Stated problem A — Print everything from "Thoreau spoke for" down to "cold of night." in the hunting passage below.
Stated problem B — Decide whether each statement agrees with the hunting passage below, answering yes or no and quoting the deciding words: (i) Game meat is described as free from additives. (ii) For those who hunt for camaraderie, the hunt itself matters more than the outing with friends. (iii) The quoted lines by Thoreau come from Walden.

But, the question remains nonetheless. Why, now, do we hunt?
Some hunt for the meat. A good reason in itself; game meat is lean,
healthy, and free from additives; the process of obtaining it
provides exercise and time in the outdoors, away from work pressures
and the temptations of couches and televisions. The fruits of the
hunt, properly cared for, are welcomed on the most discriminating of
tables.
Some hunt for the camaraderie, another fine reason; for many of
these, the actual hunt is secondary to the outing with friends,
sharing the campfire with others of like mind and feeling. Another
good reason; it is in the enjoyment of fine companions that we grow
as social animals. The annual ritual of the mountain elk camp is a
vital part of the year for many.
But, there is frequently another reason. A reason that’s more
compelling, and at the same time harder to explain.
Henry David Thoreau, in the great classic Walden, wrote “Go fish and
hunt far and wide day by day -- farther and wider -- and rest thee
by many brooks and hearth-sides without misgiving. Remember thy
Creator in the days of thy youth. Rise free from care before the
dawn, and seek adventures. Let the noon find thee by other lakes,
and the night overtake thee everywhere at home. There are no larger
fields than these, no worthier games than may here be played.”
Thoreau spoke for many hunters in those words, hunters who hunt not
solely for the meat, or for the company, but for the ageless,
timeless experience of the hunt itself.
For it’s true that for some of us the hunt is an answer in itself.
It’s enough to awake hours before the dawn, and to know the utter
silence of a late autumn morning. To hear the crunch of snow under
your boots as you begin the hike into the distant, silent mountains.
To smell the pines along the trail, and see the silent sentinel
spruces on the ridges, barely glimpsed in the pre-dawn dark. It’s
enough to sit, shivering, at that best spot on the top rim of a
remote basin, watching the east grow bright, waiting for the first
rays of warm sunshine to break though the trees and drive away the
bitter cold of night.

Records shown —
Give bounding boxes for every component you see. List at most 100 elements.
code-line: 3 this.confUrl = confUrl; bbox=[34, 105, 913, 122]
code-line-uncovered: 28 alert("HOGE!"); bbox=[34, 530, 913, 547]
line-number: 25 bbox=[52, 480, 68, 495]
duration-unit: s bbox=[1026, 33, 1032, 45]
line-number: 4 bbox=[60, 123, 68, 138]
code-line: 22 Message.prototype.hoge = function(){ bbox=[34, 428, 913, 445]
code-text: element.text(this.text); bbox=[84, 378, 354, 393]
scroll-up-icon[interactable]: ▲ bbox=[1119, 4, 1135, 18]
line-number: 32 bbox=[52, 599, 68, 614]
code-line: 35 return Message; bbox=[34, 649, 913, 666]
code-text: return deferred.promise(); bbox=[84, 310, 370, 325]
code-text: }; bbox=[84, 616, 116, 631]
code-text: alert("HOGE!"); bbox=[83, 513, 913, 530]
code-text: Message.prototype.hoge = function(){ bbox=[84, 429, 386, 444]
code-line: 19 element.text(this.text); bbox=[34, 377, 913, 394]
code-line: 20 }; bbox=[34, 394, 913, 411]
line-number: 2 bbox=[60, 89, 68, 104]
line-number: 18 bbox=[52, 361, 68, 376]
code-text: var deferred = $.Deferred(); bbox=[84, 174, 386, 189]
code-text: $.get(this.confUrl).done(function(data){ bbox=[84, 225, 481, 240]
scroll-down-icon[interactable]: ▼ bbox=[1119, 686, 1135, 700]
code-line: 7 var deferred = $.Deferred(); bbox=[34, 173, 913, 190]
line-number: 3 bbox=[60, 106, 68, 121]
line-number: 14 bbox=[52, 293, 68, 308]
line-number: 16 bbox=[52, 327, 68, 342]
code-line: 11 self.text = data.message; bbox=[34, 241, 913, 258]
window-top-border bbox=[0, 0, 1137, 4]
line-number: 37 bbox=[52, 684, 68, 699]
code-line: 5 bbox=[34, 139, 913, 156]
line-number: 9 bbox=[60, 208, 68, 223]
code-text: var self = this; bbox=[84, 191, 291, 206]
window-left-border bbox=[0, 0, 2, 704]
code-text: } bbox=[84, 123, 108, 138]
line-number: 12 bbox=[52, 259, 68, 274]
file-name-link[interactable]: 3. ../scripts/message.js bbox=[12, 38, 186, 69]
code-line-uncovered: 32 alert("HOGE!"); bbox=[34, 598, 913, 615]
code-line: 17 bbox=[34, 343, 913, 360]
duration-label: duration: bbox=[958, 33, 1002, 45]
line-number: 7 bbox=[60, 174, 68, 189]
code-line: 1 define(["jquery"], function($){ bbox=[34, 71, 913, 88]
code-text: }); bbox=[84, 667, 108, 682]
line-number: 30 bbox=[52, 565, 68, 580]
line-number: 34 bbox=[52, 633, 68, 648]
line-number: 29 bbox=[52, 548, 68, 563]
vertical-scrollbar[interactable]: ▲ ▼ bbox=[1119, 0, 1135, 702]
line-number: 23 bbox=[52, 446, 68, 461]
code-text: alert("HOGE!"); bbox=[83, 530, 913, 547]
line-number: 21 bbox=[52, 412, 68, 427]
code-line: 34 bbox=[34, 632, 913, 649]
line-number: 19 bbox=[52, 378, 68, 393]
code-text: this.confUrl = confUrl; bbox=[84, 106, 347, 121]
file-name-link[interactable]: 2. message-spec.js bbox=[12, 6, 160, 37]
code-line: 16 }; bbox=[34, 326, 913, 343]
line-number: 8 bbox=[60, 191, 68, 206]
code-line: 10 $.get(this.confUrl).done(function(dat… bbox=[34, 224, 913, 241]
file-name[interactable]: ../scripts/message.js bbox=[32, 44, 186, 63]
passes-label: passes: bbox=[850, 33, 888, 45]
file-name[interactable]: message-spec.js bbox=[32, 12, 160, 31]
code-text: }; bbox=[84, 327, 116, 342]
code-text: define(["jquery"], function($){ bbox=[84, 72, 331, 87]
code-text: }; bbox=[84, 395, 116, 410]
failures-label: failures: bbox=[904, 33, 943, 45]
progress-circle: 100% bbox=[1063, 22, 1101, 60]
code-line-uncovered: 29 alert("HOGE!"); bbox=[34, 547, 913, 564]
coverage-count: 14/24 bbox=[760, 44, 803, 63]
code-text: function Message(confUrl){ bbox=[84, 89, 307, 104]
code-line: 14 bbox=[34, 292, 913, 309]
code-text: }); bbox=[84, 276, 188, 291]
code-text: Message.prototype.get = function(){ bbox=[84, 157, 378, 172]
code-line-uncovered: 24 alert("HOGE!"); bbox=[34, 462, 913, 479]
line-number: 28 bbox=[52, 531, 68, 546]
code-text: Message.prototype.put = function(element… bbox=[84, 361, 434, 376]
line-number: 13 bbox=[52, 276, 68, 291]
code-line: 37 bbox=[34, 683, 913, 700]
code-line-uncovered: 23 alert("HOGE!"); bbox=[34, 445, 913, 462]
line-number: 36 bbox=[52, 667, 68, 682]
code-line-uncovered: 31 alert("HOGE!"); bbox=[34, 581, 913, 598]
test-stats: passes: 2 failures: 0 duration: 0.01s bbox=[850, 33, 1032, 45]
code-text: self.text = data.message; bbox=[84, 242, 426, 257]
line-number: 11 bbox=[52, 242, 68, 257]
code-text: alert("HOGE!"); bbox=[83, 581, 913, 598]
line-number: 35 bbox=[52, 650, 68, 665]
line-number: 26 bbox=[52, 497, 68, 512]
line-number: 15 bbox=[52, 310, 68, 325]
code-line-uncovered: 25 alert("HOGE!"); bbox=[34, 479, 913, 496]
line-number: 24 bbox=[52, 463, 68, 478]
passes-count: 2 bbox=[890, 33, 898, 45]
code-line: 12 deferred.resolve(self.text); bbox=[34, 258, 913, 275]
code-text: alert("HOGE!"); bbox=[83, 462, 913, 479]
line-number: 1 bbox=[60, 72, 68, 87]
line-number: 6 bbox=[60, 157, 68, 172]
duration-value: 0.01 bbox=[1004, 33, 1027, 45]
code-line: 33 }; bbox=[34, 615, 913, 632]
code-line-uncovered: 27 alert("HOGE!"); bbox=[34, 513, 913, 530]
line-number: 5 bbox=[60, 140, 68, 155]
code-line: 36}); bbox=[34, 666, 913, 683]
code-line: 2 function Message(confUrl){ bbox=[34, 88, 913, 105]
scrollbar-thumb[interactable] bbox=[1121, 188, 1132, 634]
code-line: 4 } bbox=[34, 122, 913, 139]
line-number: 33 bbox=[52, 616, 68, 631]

Full response A —
Thoreau spoke for many hunters in those words, hunters who hunt not
solely for the meat, or for the company, but for the ageless,
timeless experience of the hunt itself.
For it’s true that for some of us the hunt is an answer in itself.
It’s enough to awake hours before the dawn, and to know the utter
silence of a late autumn morning. To hear the crunch of snow under
your boots as you begin the hike into the distant, silent mountains.
To smell the pines along the trail, and see the silent sentinel
spruces on the ridges, barely glimpsed in the pre-dawn dark. It’s
enough to sit, shivering, at that best spot on the top rim of a
remote basin, watching the east grow bright, waiting for the first
rays of warm sunshine to break though the trees and drive away the
bitter cold of night.

Full response B —
(i) Yes: "game meat is lean, healthy, and free from additives"
(ii) No: "the actual hunt is secondary to the outing with friends"
(iii) Yes: "Henry David Thoreau, in the great classic Walden, wrote"